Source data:
******

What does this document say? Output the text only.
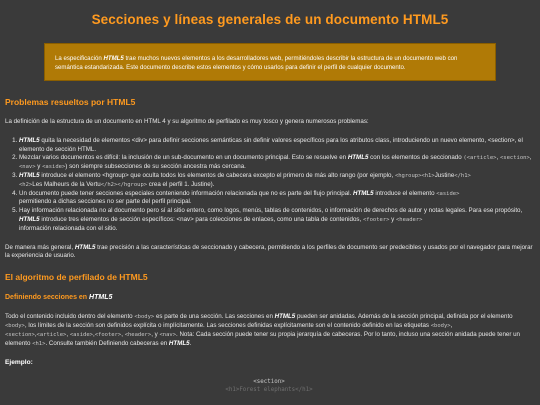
Secciones y líneas generales de un documento HTML5
La especificación HTML5 trae muchos nuevos elementos a los desarrolladores web, permitiéndoles describir la estructura de un documento web con semántica estandarizada. Este documento describe estos elementos y cómo usarlos para definir el perfil de cualquier documento.
Problemas resueltos por HTML5

La definición de la estructura de un documento en HTML 4 y su algoritmo de perfilado es muy tosco y genera numerosos problemas:

1. HTML5 quita la necesidad de elementos <div> para definir secciones semánticas sin definir valores específicos para los atributos class, introduciendo un nuevo elemento, <section>, el elemento de sección HTML.
2. Mezclar varios documentos es difícil: la inclusión de un sub-documento en un documento principal. Esto se resuelve en HTML5 con los elementos de seccionado (<article>, <section>, <nav> y <aside>) son siempre subsecciones de su sección ancestra más cercana.
3. HTML5 introduce el elemento <hgroup> que oculta todos los elementos de cabecera excepto el primero de más alto rango (por ejemplo, <hgroup><h1>Justine</h1>
<h2>Les Malheurs de la Vertu</h2></hgroup> crea el perfil 1. Justine).
4. Un documento puede tener secciones especiales conteniendo información relacionada que no es parte del flujo principal. HTML5 introduce el elemento <aside>
permitiendo a dichas secciones no ser parte del perfil principal.
5. Hay información relacionada no al documento pero sí al sitio entero, como logos, menús, tablas de contenidos, o información de derechos de autor y notas legales. Para ese propósito, HTML5 introduce tres elementos de sección específicos: <nav> para colecciones de enlaces, como una tabla de contenidos, <footer> y <header>
información relacionada con el sitio.

De manera más general, HTML5 trae precisión a las características de seccionado y cabecera, permitiendo a los perfiles de documento ser predecibles y usados por el navegador para mejorar la experiencia de usuario.

El algoritmo de perfilado de HTML5
Definiendo secciones en HTML5

Todo el contenido incluido dentro del elemento <body> es parte de una sección. Las secciones en HTML5 pueden ser anidadas. Además de la sección principal, definida por el elemento
<body>, los límites de la sección son definidos explícita o implícitamente. Las secciones definidas explícitamente son el contenido definido en las etiquetas <body>,
<section>,<article>, <aside>,<footer>, <header>, y <nav>. Nota: Cada sección puede tener su propia jerarquía de cabeceras. Por lo tanto, incluso una sección anidada puede tener un elemento <h1>. Consulte también Definiendo cabeceras en HTML5.

Ejemplo:
<section>
<h1>Forest elephants</h1>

******

* [Task goal]:
For this exercise, gather every line of the data that contains the word "article".

* [Response to this exercise]:
2. Mezclar varios documentos es difícil: la inclusión de un sub-documento en un documento principal. Esto se resuelve en HTML5 con los elementos de seccionado (<article>, <section>, <nav> y <aside>) son siempre subsecciones de su sección ancestra más cercana.
<section>,<article>, <aside>,<footer>, <header>, y <nav>. Nota: Cada sección puede tener su propia jerarquía de cabeceras. Por lo tanto, incluso una sección anidada puede tener un elemento <h1>. Consulte también Definiendo cabeceras en HTML5.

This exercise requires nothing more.